Copy out the listing that follows exactly, dropping every picture.
☆ ☆ ☆ ☆
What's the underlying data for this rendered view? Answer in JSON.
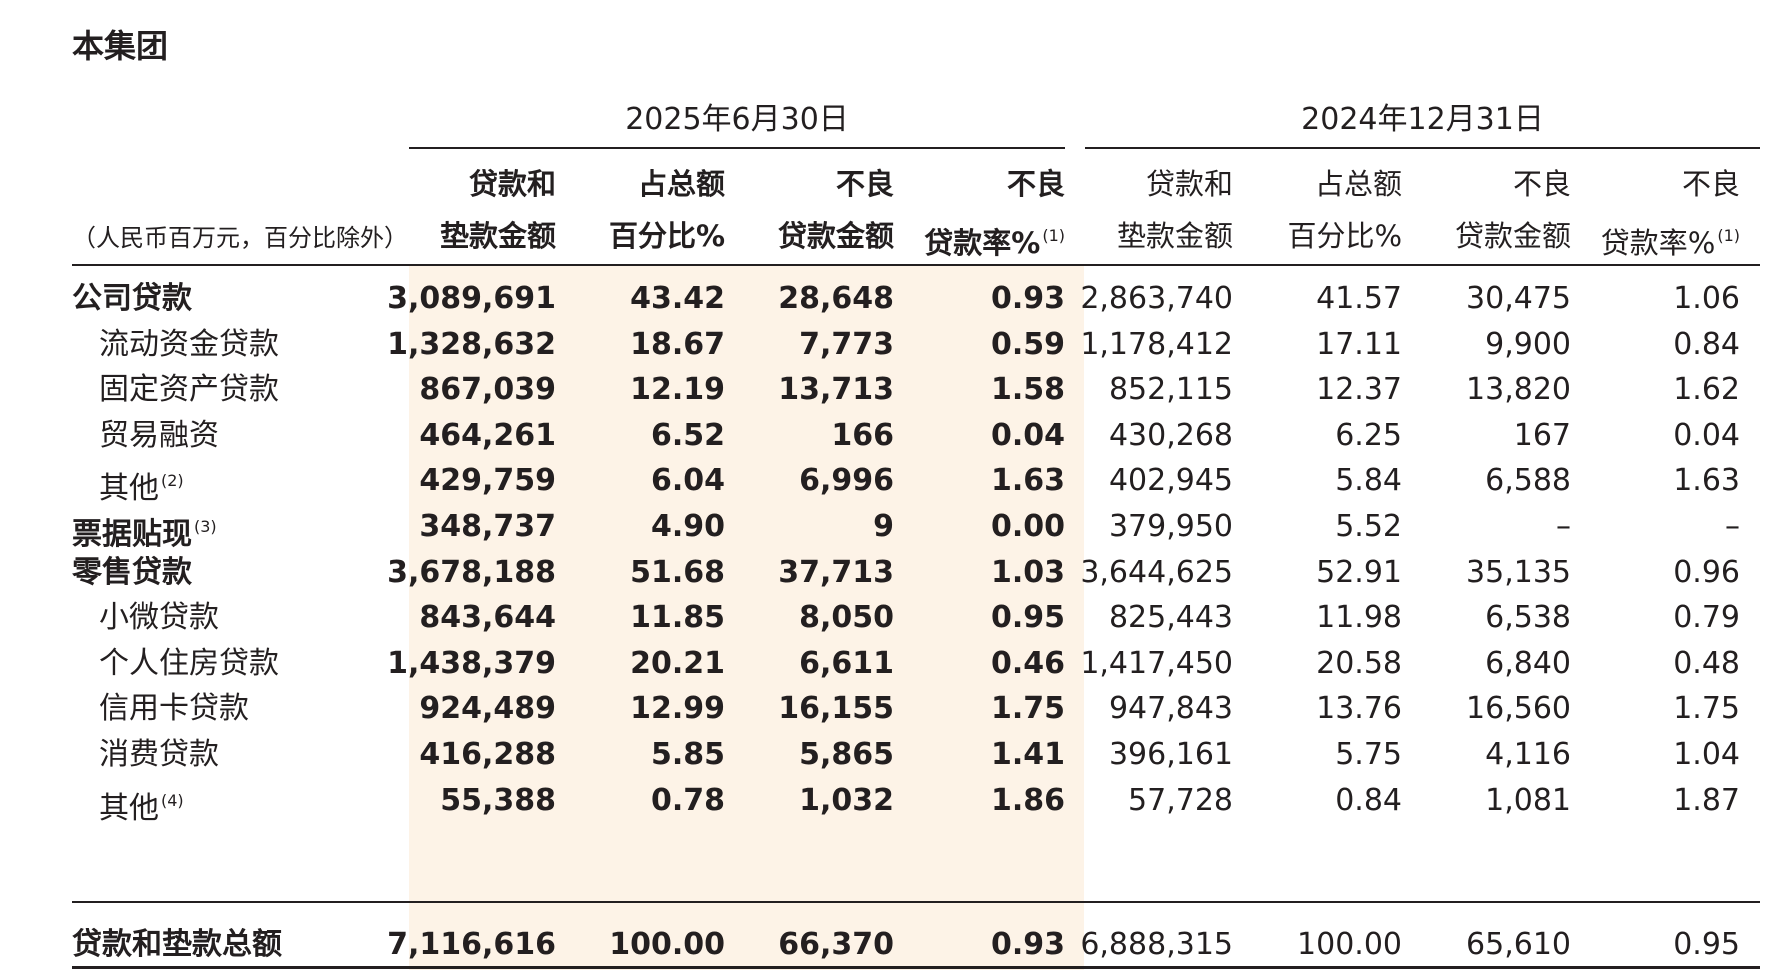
{
  "section_title": "本集团",
  "unit_note": "（人民币百万元，百分比除外）",
  "periods": {
    "current": "2025年6月30日",
    "previous": "2024年12月31日"
  },
  "headers": {
    "loan_amount": [
      "贷款和",
      "垫款金额"
    ],
    "pct_total": [
      "占总额",
      "百分比%"
    ],
    "npl_amount": [
      "不良",
      "贷款金额"
    ],
    "npl_ratio": [
      "不良",
      "贷款率%"
    ],
    "npl_ratio_note": "(1)"
  },
  "rows": [
    {
      "label": "公司贷款",
      "note": "",
      "level": "main",
      "cur": [
        "3,089,691",
        "43.42",
        "28,648",
        "0.93"
      ],
      "prev": [
        "2,863,740",
        "41.57",
        "30,475",
        "1.06"
      ]
    },
    {
      "label": "流动资金贷款",
      "note": "",
      "level": "sub",
      "cur": [
        "1,328,632",
        "18.67",
        "7,773",
        "0.59"
      ],
      "prev": [
        "1,178,412",
        "17.11",
        "9,900",
        "0.84"
      ]
    },
    {
      "label": "固定资产贷款",
      "note": "",
      "level": "sub",
      "cur": [
        "867,039",
        "12.19",
        "13,713",
        "1.58"
      ],
      "prev": [
        "852,115",
        "12.37",
        "13,820",
        "1.62"
      ]
    },
    {
      "label": "贸易融资",
      "note": "",
      "level": "sub",
      "cur": [
        "464,261",
        "6.52",
        "166",
        "0.04"
      ],
      "prev": [
        "430,268",
        "6.25",
        "167",
        "0.04"
      ]
    },
    {
      "label": "其他",
      "note": "(2)",
      "level": "sub",
      "cur": [
        "429,759",
        "6.04",
        "6,996",
        "1.63"
      ],
      "prev": [
        "402,945",
        "5.84",
        "6,588",
        "1.63"
      ]
    },
    {
      "label": "票据贴现",
      "note": "(3)",
      "level": "main",
      "cur": [
        "348,737",
        "4.90",
        "9",
        "0.00"
      ],
      "prev": [
        "379,950",
        "5.52",
        "–",
        "–"
      ]
    },
    {
      "label": "零售贷款",
      "note": "",
      "level": "main",
      "cur": [
        "3,678,188",
        "51.68",
        "37,713",
        "1.03"
      ],
      "prev": [
        "3,644,625",
        "52.91",
        "35,135",
        "0.96"
      ]
    },
    {
      "label": "小微贷款",
      "note": "",
      "level": "sub",
      "cur": [
        "843,644",
        "11.85",
        "8,050",
        "0.95"
      ],
      "prev": [
        "825,443",
        "11.98",
        "6,538",
        "0.79"
      ]
    },
    {
      "label": "个人住房贷款",
      "note": "",
      "level": "sub",
      "cur": [
        "1,438,379",
        "20.21",
        "6,611",
        "0.46"
      ],
      "prev": [
        "1,417,450",
        "20.58",
        "6,840",
        "0.48"
      ]
    },
    {
      "label": "信用卡贷款",
      "note": "",
      "level": "sub",
      "cur": [
        "924,489",
        "12.99",
        "16,155",
        "1.75"
      ],
      "prev": [
        "947,843",
        "13.76",
        "16,560",
        "1.75"
      ]
    },
    {
      "label": "消费贷款",
      "note": "",
      "level": "sub",
      "cur": [
        "416,288",
        "5.85",
        "5,865",
        "1.41"
      ],
      "prev": [
        "396,161",
        "5.75",
        "4,116",
        "1.04"
      ]
    },
    {
      "label": "其他",
      "note": "(4)",
      "level": "sub",
      "cur": [
        "55,388",
        "0.78",
        "1,032",
        "1.86"
      ],
      "prev": [
        "57,728",
        "0.84",
        "1,081",
        "1.87"
      ]
    }
  ],
  "total_row": {
    "label": "贷款和垫款总额",
    "cur": [
      "7,116,616",
      "100.00",
      "66,370",
      "0.93"
    ],
    "prev": [
      "6,888,315",
      "100.00",
      "65,610",
      "0.95"
    ]
  }
}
☆ ☆ ☆ ☆
_IN RESPONSE_.
What's the underlying data for this rendered view? Answer in JSON.
{
  "section_title": "本集团",
  "unit_note": "（人民币百万元，百分比除外）",
  "periods": {
    "current": "2025年6月30日",
    "previous": "2024年12月31日"
  },
  "headers": {
    "loan_amount": [
      "贷款和",
      "垫款金额"
    ],
    "pct_total": [
      "占总额",
      "百分比%"
    ],
    "npl_amount": [
      "不良",
      "贷款金额"
    ],
    "npl_ratio": [
      "不良",
      "贷款率%"
    ],
    "npl_ratio_note": "(1)"
  },
  "rows": [
    {
      "label": "公司贷款",
      "note": "",
      "level": "main",
      "cur": [
        "3,089,691",
        "43.42",
        "28,648",
        "0.93"
      ],
      "prev": [
        "2,863,740",
        "41.57",
        "30,475",
        "1.06"
      ]
    },
    {
      "label": "流动资金贷款",
      "note": "",
      "level": "sub",
      "cur": [
        "1,328,632",
        "18.67",
        "7,773",
        "0.59"
      ],
      "prev": [
        "1,178,412",
        "17.11",
        "9,900",
        "0.84"
      ]
    },
    {
      "label": "固定资产贷款",
      "note": "",
      "level": "sub",
      "cur": [
        "867,039",
        "12.19",
        "13,713",
        "1.58"
      ],
      "prev": [
        "852,115",
        "12.37",
        "13,820",
        "1.62"
      ]
    },
    {
      "label": "贸易融资",
      "note": "",
      "level": "sub",
      "cur": [
        "464,261",
        "6.52",
        "166",
        "0.04"
      ],
      "prev": [
        "430,268",
        "6.25",
        "167",
        "0.04"
      ]
    },
    {
      "label": "其他",
      "note": "(2)",
      "level": "sub",
      "cur": [
        "429,759",
        "6.04",
        "6,996",
        "1.63"
      ],
      "prev": [
        "402,945",
        "5.84",
        "6,588",
        "1.63"
      ]
    },
    {
      "label": "票据贴现",
      "note": "(3)",
      "level": "main",
      "cur": [
        "348,737",
        "4.90",
        "9",
        "0.00"
      ],
      "prev": [
        "379,950",
        "5.52",
        "–",
        "–"
      ]
    },
    {
      "label": "零售贷款",
      "note": "",
      "level": "main",
      "cur": [
        "3,678,188",
        "51.68",
        "37,713",
        "1.03"
      ],
      "prev": [
        "3,644,625",
        "52.91",
        "35,135",
        "0.96"
      ]
    },
    {
      "label": "小微贷款",
      "note": "",
      "level": "sub",
      "cur": [
        "843,644",
        "11.85",
        "8,050",
        "0.95"
      ],
      "prev": [
        "825,443",
        "11.98",
        "6,538",
        "0.79"
      ]
    },
    {
      "label": "个人住房贷款",
      "note": "",
      "level": "sub",
      "cur": [
        "1,438,379",
        "20.21",
        "6,611",
        "0.46"
      ],
      "prev": [
        "1,417,450",
        "20.58",
        "6,840",
        "0.48"
      ]
    },
    {
      "label": "信用卡贷款",
      "note": "",
      "level": "sub",
      "cur": [
        "924,489",
        "12.99",
        "16,155",
        "1.75"
      ],
      "prev": [
        "947,843",
        "13.76",
        "16,560",
        "1.75"
      ]
    },
    {
      "label": "消费贷款",
      "note": "",
      "level": "sub",
      "cur": [
        "416,288",
        "5.85",
        "5,865",
        "1.41"
      ],
      "prev": [
        "396,161",
        "5.75",
        "4,116",
        "1.04"
      ]
    },
    {
      "label": "其他",
      "note": "(4)",
      "level": "sub",
      "cur": [
        "55,388",
        "0.78",
        "1,032",
        "1.86"
      ],
      "prev": [
        "57,728",
        "0.84",
        "1,081",
        "1.87"
      ]
    }
  ],
  "total_row": {
    "label": "贷款和垫款总额",
    "cur": [
      "7,116,616",
      "100.00",
      "66,370",
      "0.93"
    ],
    "prev": [
      "6,888,315",
      "100.00",
      "65,610",
      "0.95"
    ]
  }
}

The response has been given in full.